>> Start PROVIDED RECORDS

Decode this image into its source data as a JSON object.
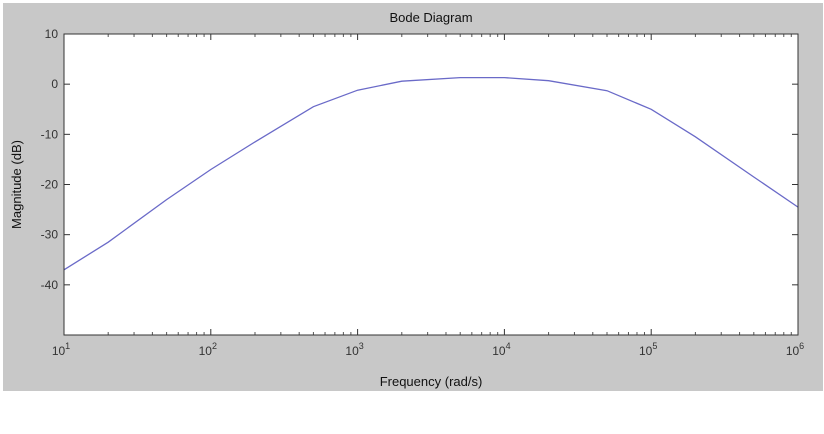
{
  "chart_data": {
    "type": "line",
    "title": "Bode Diagram",
    "xlabel": "Frequency  (rad/s)",
    "ylabel": "Magnitude (dB)",
    "x_scale": "log",
    "xlim": [
      10,
      1000000
    ],
    "ylim": [
      -50,
      10
    ],
    "x_ticks": [
      {
        "base": "10",
        "exp": "1",
        "value": 10
      },
      {
        "base": "10",
        "exp": "2",
        "value": 100
      },
      {
        "base": "10",
        "exp": "3",
        "value": 1000
      },
      {
        "base": "10",
        "exp": "4",
        "value": 10000
      },
      {
        "base": "10",
        "exp": "5",
        "value": 100000
      },
      {
        "base": "10",
        "exp": "6",
        "value": 1000000
      }
    ],
    "y_ticks": [
      {
        "label": "10",
        "value": 10
      },
      {
        "label": "0",
        "value": 0
      },
      {
        "label": "-10",
        "value": -10
      },
      {
        "label": "-20",
        "value": -20
      },
      {
        "label": "-30",
        "value": -30
      },
      {
        "label": "-40",
        "value": -40
      }
    ],
    "grid": false,
    "series": [
      {
        "color": "#6a6ac8",
        "x": [
          10,
          20,
          50,
          100,
          200,
          500,
          1000,
          2000,
          5000,
          10000,
          20000,
          50000,
          100000,
          200000,
          500000,
          1000000
        ],
        "y": [
          -37,
          -31.5,
          -23,
          -17,
          -11.5,
          -4.5,
          -1.2,
          0.6,
          1.3,
          1.3,
          0.7,
          -1.3,
          -5,
          -10.5,
          -18.5,
          -24.5
        ]
      }
    ]
  }
}
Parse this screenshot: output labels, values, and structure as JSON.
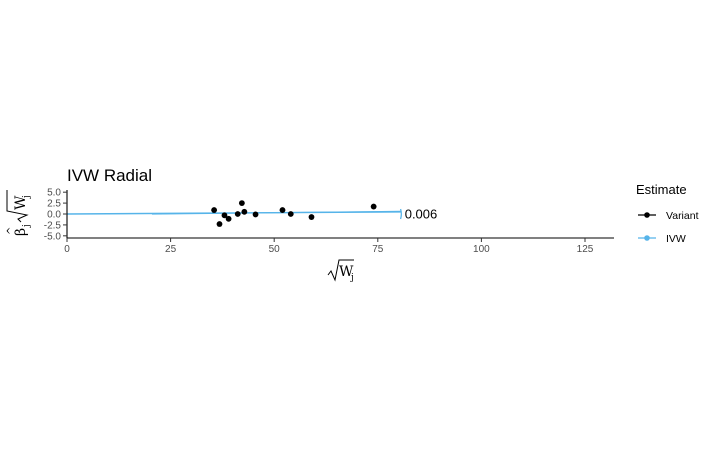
{
  "chart_data": {
    "type": "scatter",
    "title": "IVW Radial",
    "xlabel": "√Wj",
    "ylabel": "β̂j√Wj",
    "xlim": [
      0,
      132
    ],
    "ylim": [
      -5.5,
      5.5
    ],
    "x_ticks": [
      {
        "value": 0,
        "label": "0"
      },
      {
        "value": 25,
        "label": "25"
      },
      {
        "value": 50,
        "label": "50"
      },
      {
        "value": 75,
        "label": "75"
      },
      {
        "value": 100,
        "label": "100"
      },
      {
        "value": 125,
        "label": "125"
      }
    ],
    "y_ticks": [
      {
        "value": 5.0,
        "label": "5.0"
      },
      {
        "value": 2.5,
        "label": "2.5"
      },
      {
        "value": 0.0,
        "label": "0.0"
      },
      {
        "value": -2.5,
        "label": "-2.5"
      },
      {
        "value": -5.0,
        "label": "-5.0"
      }
    ],
    "grid": false,
    "legend": {
      "title": "Estimate",
      "position": "right",
      "entries": [
        {
          "label": "Variant",
          "color": "#000000"
        },
        {
          "label": "IVW",
          "color": "#56b4e9"
        }
      ]
    },
    "series": [
      {
        "name": "Variant",
        "color": "#000000",
        "points": [
          {
            "x": 35.5,
            "y": 0.9
          },
          {
            "x": 36.8,
            "y": -2.3
          },
          {
            "x": 38.0,
            "y": -0.3
          },
          {
            "x": 39.0,
            "y": -1.1
          },
          {
            "x": 41.2,
            "y": 0.0
          },
          {
            "x": 42.2,
            "y": 2.5
          },
          {
            "x": 42.8,
            "y": 0.5
          },
          {
            "x": 45.5,
            "y": -0.1
          },
          {
            "x": 52.0,
            "y": 0.9
          },
          {
            "x": 54.0,
            "y": 0.0
          },
          {
            "x": 59.0,
            "y": -0.7
          },
          {
            "x": 74.0,
            "y": 1.7
          }
        ]
      },
      {
        "name": "IVW",
        "color": "#56b4e9",
        "line": {
          "x_start": 0,
          "x_end": 80.5,
          "slope": 0.006
        },
        "extra_lines": [
          {
            "x_start": 20.5,
            "y_start": 0.0,
            "x_end": 80.5,
            "y_end": 0.6
          }
        ],
        "arc_x": 80.5
      }
    ],
    "annotations": [
      {
        "text": "0.006",
        "x": 81.5,
        "y": 0.0
      }
    ]
  }
}
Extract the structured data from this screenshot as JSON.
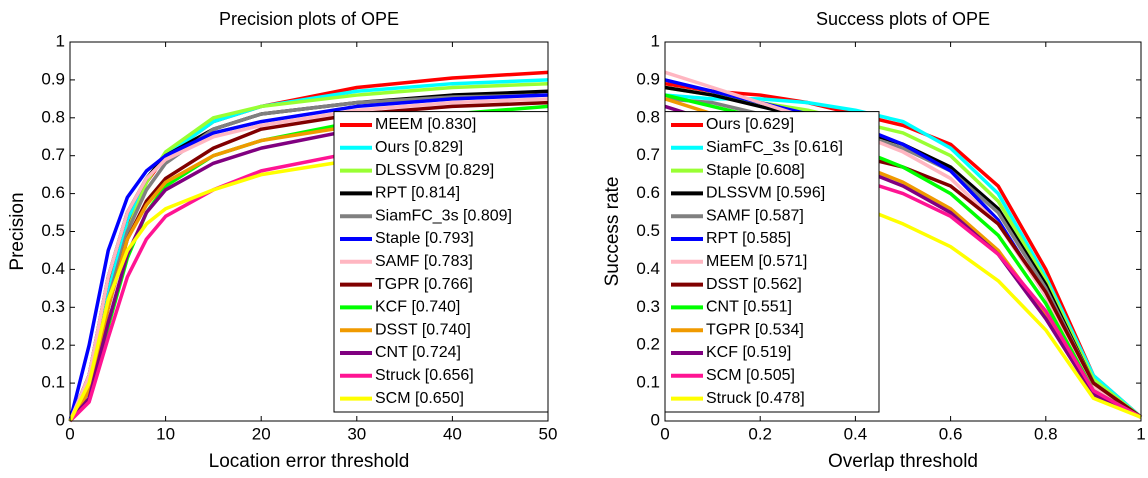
{
  "chart_data": [
    {
      "type": "line",
      "title": "Precision plots of OPE",
      "x_label": "Location error threshold",
      "y_label": "Precision",
      "x": [
        0,
        2,
        4,
        6,
        8,
        10,
        15,
        20,
        30,
        40,
        50
      ],
      "xlim": [
        0,
        50
      ],
      "xticks": [
        0,
        10,
        20,
        30,
        40,
        50
      ],
      "ylim": [
        0,
        1
      ],
      "yticks": [
        0,
        0.1,
        0.2,
        0.3,
        0.4,
        0.5,
        0.6,
        0.7,
        0.8,
        0.9,
        1
      ],
      "grid": false,
      "legend_loc": "lower right",
      "series": [
        {
          "name": "MEEM [0.830]",
          "color": "#ff0000",
          "values": [
            0,
            0.12,
            0.35,
            0.52,
            0.63,
            0.7,
            0.79,
            0.83,
            0.88,
            0.905,
            0.92
          ]
        },
        {
          "name": "Ours [0.829]",
          "color": "#00ffff",
          "values": [
            0,
            0.1,
            0.34,
            0.53,
            0.64,
            0.7,
            0.79,
            0.83,
            0.87,
            0.89,
            0.9
          ]
        },
        {
          "name": "DLSSVM [0.829]",
          "color": "#99ff33",
          "values": [
            0,
            0.08,
            0.3,
            0.5,
            0.63,
            0.71,
            0.8,
            0.83,
            0.86,
            0.88,
            0.89
          ]
        },
        {
          "name": "RPT [0.814]",
          "color": "#000000",
          "values": [
            0,
            0.12,
            0.38,
            0.55,
            0.64,
            0.7,
            0.77,
            0.81,
            0.84,
            0.86,
            0.87
          ]
        },
        {
          "name": "SiamFC_3s [0.809]",
          "color": "#808080",
          "values": [
            0,
            0.1,
            0.32,
            0.5,
            0.61,
            0.68,
            0.77,
            0.81,
            0.84,
            0.855,
            0.86
          ]
        },
        {
          "name": "Staple [0.793]",
          "color": "#0000ff",
          "values": [
            0,
            0.2,
            0.45,
            0.59,
            0.66,
            0.7,
            0.76,
            0.79,
            0.83,
            0.85,
            0.86
          ]
        },
        {
          "name": "SAMF [0.783]",
          "color": "#ffb6c1",
          "values": [
            0,
            0.12,
            0.38,
            0.55,
            0.64,
            0.69,
            0.75,
            0.78,
            0.82,
            0.84,
            0.85
          ]
        },
        {
          "name": "TGPR [0.766]",
          "color": "#800000",
          "values": [
            0,
            0.08,
            0.3,
            0.48,
            0.58,
            0.64,
            0.72,
            0.77,
            0.81,
            0.83,
            0.84
          ]
        },
        {
          "name": "KCF [0.740]",
          "color": "#00ff00",
          "values": [
            0,
            0.06,
            0.25,
            0.43,
            0.55,
            0.62,
            0.7,
            0.74,
            0.79,
            0.81,
            0.83
          ]
        },
        {
          "name": "DSST [0.740]",
          "color": "#f09a00",
          "values": [
            0,
            0.08,
            0.3,
            0.48,
            0.57,
            0.63,
            0.7,
            0.74,
            0.78,
            0.8,
            0.81
          ]
        },
        {
          "name": "CNT [0.724]",
          "color": "#800080",
          "values": [
            0,
            0.06,
            0.26,
            0.44,
            0.55,
            0.61,
            0.68,
            0.72,
            0.77,
            0.79,
            0.8
          ]
        },
        {
          "name": "Struck [0.656]",
          "color": "#ff1493",
          "values": [
            0,
            0.05,
            0.22,
            0.38,
            0.48,
            0.54,
            0.61,
            0.66,
            0.71,
            0.74,
            0.76
          ]
        },
        {
          "name": "SCM [0.650]",
          "color": "#ffff00",
          "values": [
            0,
            0.1,
            0.32,
            0.45,
            0.52,
            0.56,
            0.61,
            0.65,
            0.69,
            0.71,
            0.73
          ]
        }
      ]
    },
    {
      "type": "line",
      "title": "Success plots of OPE",
      "x_label": "Overlap threshold",
      "y_label": "Success rate",
      "x": [
        0,
        0.1,
        0.2,
        0.3,
        0.4,
        0.5,
        0.6,
        0.7,
        0.8,
        0.9,
        1
      ],
      "xlim": [
        0,
        1
      ],
      "xticks": [
        0,
        0.2,
        0.4,
        0.6,
        0.8,
        1
      ],
      "ylim": [
        0,
        1
      ],
      "yticks": [
        0,
        0.1,
        0.2,
        0.3,
        0.4,
        0.5,
        0.6,
        0.7,
        0.8,
        0.9,
        1
      ],
      "grid": false,
      "legend_loc": "lower left",
      "series": [
        {
          "name": "Ours [0.629]",
          "color": "#ff0000",
          "values": [
            0.89,
            0.87,
            0.86,
            0.84,
            0.81,
            0.78,
            0.73,
            0.62,
            0.4,
            0.12,
            0.01
          ]
        },
        {
          "name": "SiamFC_3s [0.616]",
          "color": "#00ffff",
          "values": [
            0.86,
            0.85,
            0.85,
            0.84,
            0.82,
            0.79,
            0.72,
            0.6,
            0.38,
            0.12,
            0.01
          ]
        },
        {
          "name": "Staple [0.608]",
          "color": "#99ff33",
          "values": [
            0.88,
            0.86,
            0.84,
            0.82,
            0.79,
            0.76,
            0.7,
            0.58,
            0.37,
            0.11,
            0.01
          ]
        },
        {
          "name": "DLSSVM [0.596]",
          "color": "#000000",
          "values": [
            0.88,
            0.86,
            0.83,
            0.8,
            0.77,
            0.73,
            0.67,
            0.56,
            0.36,
            0.1,
            0.01
          ]
        },
        {
          "name": "SAMF [0.587]",
          "color": "#808080",
          "values": [
            0.85,
            0.84,
            0.81,
            0.79,
            0.76,
            0.72,
            0.66,
            0.55,
            0.35,
            0.1,
            0.01
          ]
        },
        {
          "name": "RPT [0.585]",
          "color": "#0000ff",
          "values": [
            0.9,
            0.87,
            0.84,
            0.81,
            0.78,
            0.73,
            0.66,
            0.53,
            0.33,
            0.09,
            0.01
          ]
        },
        {
          "name": "MEEM [0.571]",
          "color": "#ffb6c1",
          "values": [
            0.92,
            0.88,
            0.84,
            0.8,
            0.76,
            0.71,
            0.64,
            0.52,
            0.33,
            0.09,
            0.01
          ]
        },
        {
          "name": "DSST [0.562]",
          "color": "#800000",
          "values": [
            0.81,
            0.79,
            0.76,
            0.73,
            0.7,
            0.67,
            0.62,
            0.52,
            0.34,
            0.1,
            0.01
          ]
        },
        {
          "name": "CNT [0.551]",
          "color": "#00ff00",
          "values": [
            0.86,
            0.83,
            0.8,
            0.76,
            0.72,
            0.67,
            0.6,
            0.49,
            0.31,
            0.08,
            0.01
          ]
        },
        {
          "name": "TGPR [0.534]",
          "color": "#f09a00",
          "values": [
            0.85,
            0.81,
            0.77,
            0.73,
            0.68,
            0.63,
            0.56,
            0.45,
            0.28,
            0.07,
            0.01
          ]
        },
        {
          "name": "KCF [0.519]",
          "color": "#800080",
          "values": [
            0.83,
            0.79,
            0.75,
            0.71,
            0.67,
            0.62,
            0.55,
            0.44,
            0.27,
            0.07,
            0.01
          ]
        },
        {
          "name": "SCM [0.505]",
          "color": "#ff1493",
          "values": [
            0.79,
            0.76,
            0.72,
            0.68,
            0.64,
            0.6,
            0.54,
            0.44,
            0.29,
            0.08,
            0.01
          ]
        },
        {
          "name": "Struck [0.478]",
          "color": "#ffff00",
          "values": [
            0.79,
            0.74,
            0.68,
            0.62,
            0.57,
            0.52,
            0.46,
            0.37,
            0.24,
            0.06,
            0.01
          ]
        }
      ]
    }
  ]
}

>> End PROVIDED RECORDS

EXERCISE PROMPT :: Within the data above, pick out all lines holding the word "lower".

THE REPLY ::
      "legend_loc": "lower right",
      "legend_loc": "lower left",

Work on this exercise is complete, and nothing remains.